(Source records)

──────────────────────────────

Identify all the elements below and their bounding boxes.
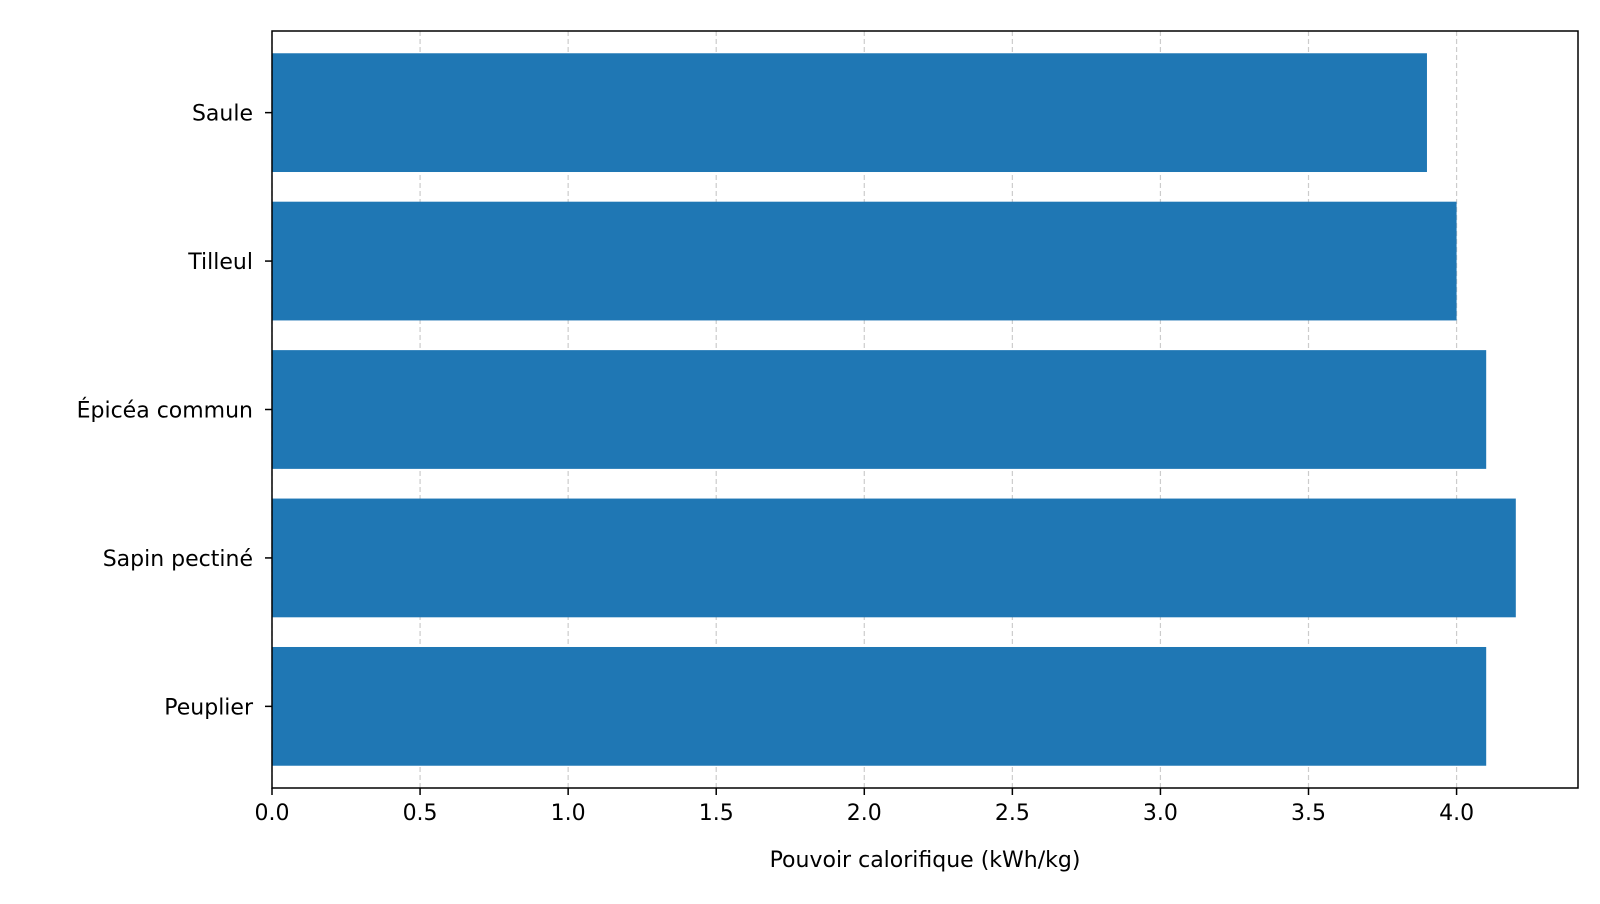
bar-sapin-pectiné [272,498,1516,618]
y-tick-label: Épicéa commun [77,398,253,424]
y-axis-ticks: Saule Tilleul Épicéa commun Sapin pectiné Pe… [77,102,272,720]
bar-tilleul [272,201,1457,321]
x-tick-label: 4.0 [1439,801,1474,826]
x-tick-label: 0.0 [255,801,290,826]
x-tick-label: 0.5 [403,801,438,826]
y-tick-label: Saule [192,102,253,127]
bar-saule [272,53,1427,173]
x-tick-label: 3.5 [1291,801,1326,826]
x-axis-title: Pouvoir calorifique (kWh/kg) [770,848,1081,873]
bar-peuplier [272,646,1487,766]
x-tick-label: 1.5 [699,801,734,826]
bars-layer [272,53,1516,766]
y-tick-label: Peuplier [164,695,254,720]
x-tick-label: 1.0 [551,801,586,826]
x-axis-ticks: 0.0 0.5 1.0 1.5 2.0 2.5 3.0 3.5 4.0 [255,788,1474,826]
x-tick-label: 2.5 [995,801,1030,826]
x-tick-label: 2.0 [847,801,882,826]
y-tick-label: Tilleul [187,250,253,275]
x-tick-label: 3.0 [1143,801,1178,826]
y-tick-label: Sapin pectiné [103,547,253,572]
bar-épicéa-commun [272,350,1487,469]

──────────────────────────────

Print every line of the data above verbatim, but leave out any pictures.

Identify all the elements below and their bounding boxes.
bar-sapin-pectiné [272,498,1516,618]
y-tick-label: Épicéa commun [77,398,253,424]
y-axis-ticks: Saule Tilleul Épicéa commun Sapin pectiné Pe… [77,102,272,720]
bar-tilleul [272,201,1457,321]
x-tick-label: 4.0 [1439,801,1474,826]
x-tick-label: 0.0 [255,801,290,826]
x-tick-label: 0.5 [403,801,438,826]
y-tick-label: Saule [192,102,253,127]
bar-saule [272,53,1427,173]
x-tick-label: 3.5 [1291,801,1326,826]
x-axis-title: Pouvoir calorifique (kWh/kg) [770,848,1081,873]
bar-peuplier [272,646,1487,766]
x-tick-label: 1.5 [699,801,734,826]
bars-layer [272,53,1516,766]
y-tick-label: Peuplier [164,695,254,720]
x-tick-label: 1.0 [551,801,586,826]
x-axis-ticks: 0.0 0.5 1.0 1.5 2.0 2.5 3.0 3.5 4.0 [255,788,1474,826]
x-tick-label: 2.5 [995,801,1030,826]
x-tick-label: 2.0 [847,801,882,826]
y-tick-label: Tilleul [187,250,253,275]
x-tick-label: 3.0 [1143,801,1178,826]
y-tick-label: Sapin pectiné [103,547,253,572]
bar-épicéa-commun [272,350,1487,469]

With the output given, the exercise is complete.